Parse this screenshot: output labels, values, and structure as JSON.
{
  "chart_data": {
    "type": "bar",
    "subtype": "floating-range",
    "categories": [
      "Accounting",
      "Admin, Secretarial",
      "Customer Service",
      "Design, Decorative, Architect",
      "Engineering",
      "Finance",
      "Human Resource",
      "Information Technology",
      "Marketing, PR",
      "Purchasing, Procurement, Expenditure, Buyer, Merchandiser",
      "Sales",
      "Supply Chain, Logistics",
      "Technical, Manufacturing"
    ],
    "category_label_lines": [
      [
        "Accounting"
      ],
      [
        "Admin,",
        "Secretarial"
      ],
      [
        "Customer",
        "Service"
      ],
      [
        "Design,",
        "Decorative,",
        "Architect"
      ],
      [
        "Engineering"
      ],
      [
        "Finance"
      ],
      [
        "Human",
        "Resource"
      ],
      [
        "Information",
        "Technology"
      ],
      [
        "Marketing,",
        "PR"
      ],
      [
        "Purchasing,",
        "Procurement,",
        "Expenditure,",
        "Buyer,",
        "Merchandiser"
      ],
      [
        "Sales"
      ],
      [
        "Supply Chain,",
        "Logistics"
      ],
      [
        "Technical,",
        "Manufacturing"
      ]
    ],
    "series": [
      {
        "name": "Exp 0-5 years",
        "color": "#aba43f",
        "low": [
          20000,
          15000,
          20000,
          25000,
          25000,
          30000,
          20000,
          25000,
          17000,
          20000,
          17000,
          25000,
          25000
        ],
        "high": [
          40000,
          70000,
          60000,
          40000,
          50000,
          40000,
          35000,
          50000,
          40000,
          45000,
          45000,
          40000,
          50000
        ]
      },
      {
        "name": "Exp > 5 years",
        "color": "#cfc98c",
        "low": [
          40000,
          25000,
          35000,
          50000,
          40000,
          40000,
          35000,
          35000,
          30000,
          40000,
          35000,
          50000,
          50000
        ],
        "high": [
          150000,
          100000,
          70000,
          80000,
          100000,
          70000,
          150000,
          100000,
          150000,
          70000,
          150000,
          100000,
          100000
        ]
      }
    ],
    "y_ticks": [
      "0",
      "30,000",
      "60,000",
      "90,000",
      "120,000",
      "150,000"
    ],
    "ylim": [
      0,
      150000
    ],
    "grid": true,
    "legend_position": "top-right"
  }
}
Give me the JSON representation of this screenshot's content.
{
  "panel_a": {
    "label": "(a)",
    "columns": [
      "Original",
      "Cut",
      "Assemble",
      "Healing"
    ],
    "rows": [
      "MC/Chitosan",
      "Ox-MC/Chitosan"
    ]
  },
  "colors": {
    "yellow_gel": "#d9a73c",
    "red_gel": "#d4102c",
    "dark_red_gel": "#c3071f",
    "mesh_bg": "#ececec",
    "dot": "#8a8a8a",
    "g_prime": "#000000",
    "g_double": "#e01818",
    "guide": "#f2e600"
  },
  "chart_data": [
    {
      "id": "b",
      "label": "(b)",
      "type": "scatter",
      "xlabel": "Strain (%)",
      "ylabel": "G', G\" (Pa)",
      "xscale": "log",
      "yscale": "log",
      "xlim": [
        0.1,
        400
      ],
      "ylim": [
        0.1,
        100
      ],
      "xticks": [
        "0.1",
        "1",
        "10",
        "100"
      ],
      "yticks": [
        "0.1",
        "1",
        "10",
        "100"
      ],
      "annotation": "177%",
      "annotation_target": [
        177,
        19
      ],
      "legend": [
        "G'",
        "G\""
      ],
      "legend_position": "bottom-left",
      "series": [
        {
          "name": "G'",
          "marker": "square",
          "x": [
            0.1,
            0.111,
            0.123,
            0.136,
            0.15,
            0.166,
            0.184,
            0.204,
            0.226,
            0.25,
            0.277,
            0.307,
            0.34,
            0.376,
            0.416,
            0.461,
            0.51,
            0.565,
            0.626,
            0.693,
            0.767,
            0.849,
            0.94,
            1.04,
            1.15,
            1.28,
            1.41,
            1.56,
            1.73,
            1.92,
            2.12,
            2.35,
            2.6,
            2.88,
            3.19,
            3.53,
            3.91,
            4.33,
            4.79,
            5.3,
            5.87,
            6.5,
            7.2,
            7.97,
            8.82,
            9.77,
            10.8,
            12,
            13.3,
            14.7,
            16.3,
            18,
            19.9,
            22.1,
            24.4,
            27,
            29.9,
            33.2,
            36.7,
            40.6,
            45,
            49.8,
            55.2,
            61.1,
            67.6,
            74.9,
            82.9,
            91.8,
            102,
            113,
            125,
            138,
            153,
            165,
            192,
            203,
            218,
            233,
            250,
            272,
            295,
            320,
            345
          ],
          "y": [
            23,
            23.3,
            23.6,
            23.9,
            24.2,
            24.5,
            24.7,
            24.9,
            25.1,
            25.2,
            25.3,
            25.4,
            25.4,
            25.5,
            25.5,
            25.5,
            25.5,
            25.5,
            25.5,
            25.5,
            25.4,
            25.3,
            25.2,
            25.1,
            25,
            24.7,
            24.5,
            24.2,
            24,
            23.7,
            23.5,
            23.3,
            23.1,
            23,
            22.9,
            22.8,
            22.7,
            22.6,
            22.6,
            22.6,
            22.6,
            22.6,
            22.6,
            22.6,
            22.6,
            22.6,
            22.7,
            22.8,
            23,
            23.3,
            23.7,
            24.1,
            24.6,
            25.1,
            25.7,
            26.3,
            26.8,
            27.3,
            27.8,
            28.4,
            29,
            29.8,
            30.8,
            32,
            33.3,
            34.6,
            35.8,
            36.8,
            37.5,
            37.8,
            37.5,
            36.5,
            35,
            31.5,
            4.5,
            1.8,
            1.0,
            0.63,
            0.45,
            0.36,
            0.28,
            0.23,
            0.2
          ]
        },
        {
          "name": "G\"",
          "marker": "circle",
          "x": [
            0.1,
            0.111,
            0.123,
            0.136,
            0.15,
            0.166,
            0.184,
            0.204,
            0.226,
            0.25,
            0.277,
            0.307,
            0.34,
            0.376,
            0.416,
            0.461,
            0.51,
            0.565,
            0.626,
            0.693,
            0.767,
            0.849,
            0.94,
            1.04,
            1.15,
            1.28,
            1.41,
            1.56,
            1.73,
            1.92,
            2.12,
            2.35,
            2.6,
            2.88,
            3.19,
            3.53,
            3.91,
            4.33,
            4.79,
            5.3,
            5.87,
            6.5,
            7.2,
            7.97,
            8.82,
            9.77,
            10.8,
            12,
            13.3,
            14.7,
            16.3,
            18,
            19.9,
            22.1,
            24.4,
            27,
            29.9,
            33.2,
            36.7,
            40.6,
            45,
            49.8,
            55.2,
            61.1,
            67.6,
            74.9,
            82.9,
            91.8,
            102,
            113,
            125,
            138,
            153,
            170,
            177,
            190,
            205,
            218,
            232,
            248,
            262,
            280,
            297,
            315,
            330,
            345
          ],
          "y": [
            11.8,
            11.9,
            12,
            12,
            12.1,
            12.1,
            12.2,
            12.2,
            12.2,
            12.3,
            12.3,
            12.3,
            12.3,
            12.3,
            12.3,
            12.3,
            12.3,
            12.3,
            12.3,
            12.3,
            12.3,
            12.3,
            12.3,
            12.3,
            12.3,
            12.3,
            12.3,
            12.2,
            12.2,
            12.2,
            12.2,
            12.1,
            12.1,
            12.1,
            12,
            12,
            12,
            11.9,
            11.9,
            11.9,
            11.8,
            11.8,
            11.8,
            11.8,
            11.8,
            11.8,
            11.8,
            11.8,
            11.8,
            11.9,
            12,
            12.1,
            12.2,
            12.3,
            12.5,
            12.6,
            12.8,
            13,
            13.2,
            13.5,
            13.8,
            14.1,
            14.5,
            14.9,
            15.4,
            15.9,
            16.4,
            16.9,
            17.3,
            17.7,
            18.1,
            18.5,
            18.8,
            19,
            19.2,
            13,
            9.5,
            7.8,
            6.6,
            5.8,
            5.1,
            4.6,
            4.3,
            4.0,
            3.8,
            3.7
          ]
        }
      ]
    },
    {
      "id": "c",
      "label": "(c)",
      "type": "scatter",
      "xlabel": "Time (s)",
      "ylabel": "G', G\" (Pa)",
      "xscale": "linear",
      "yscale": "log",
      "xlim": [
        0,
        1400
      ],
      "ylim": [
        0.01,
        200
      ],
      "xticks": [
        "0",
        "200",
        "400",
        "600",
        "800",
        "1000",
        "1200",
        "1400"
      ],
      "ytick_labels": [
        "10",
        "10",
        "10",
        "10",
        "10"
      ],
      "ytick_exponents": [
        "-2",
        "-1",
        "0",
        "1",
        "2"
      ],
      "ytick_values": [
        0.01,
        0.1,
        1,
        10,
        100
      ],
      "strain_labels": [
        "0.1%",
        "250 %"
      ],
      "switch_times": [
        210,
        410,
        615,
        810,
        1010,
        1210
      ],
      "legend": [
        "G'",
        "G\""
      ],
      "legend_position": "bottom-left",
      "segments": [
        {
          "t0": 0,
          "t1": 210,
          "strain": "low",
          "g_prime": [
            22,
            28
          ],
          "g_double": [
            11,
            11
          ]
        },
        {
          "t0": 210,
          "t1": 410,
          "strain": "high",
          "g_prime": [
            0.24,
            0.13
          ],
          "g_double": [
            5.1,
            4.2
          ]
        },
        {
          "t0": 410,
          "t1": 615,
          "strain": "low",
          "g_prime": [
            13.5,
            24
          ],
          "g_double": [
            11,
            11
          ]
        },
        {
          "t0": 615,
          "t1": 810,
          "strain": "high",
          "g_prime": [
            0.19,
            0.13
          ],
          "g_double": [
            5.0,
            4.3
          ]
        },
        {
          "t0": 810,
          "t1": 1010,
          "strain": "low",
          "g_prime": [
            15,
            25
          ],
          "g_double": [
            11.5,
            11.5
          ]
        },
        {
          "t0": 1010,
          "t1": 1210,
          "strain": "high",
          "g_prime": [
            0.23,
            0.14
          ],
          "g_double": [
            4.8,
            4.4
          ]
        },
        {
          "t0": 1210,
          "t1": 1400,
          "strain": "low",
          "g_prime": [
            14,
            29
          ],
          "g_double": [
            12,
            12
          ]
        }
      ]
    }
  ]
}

Required task | In the entries above, identify each line that includes the string "Design", then copy it.

Solved exercise |
      "Design, Decorative, Architect",
        "Design,",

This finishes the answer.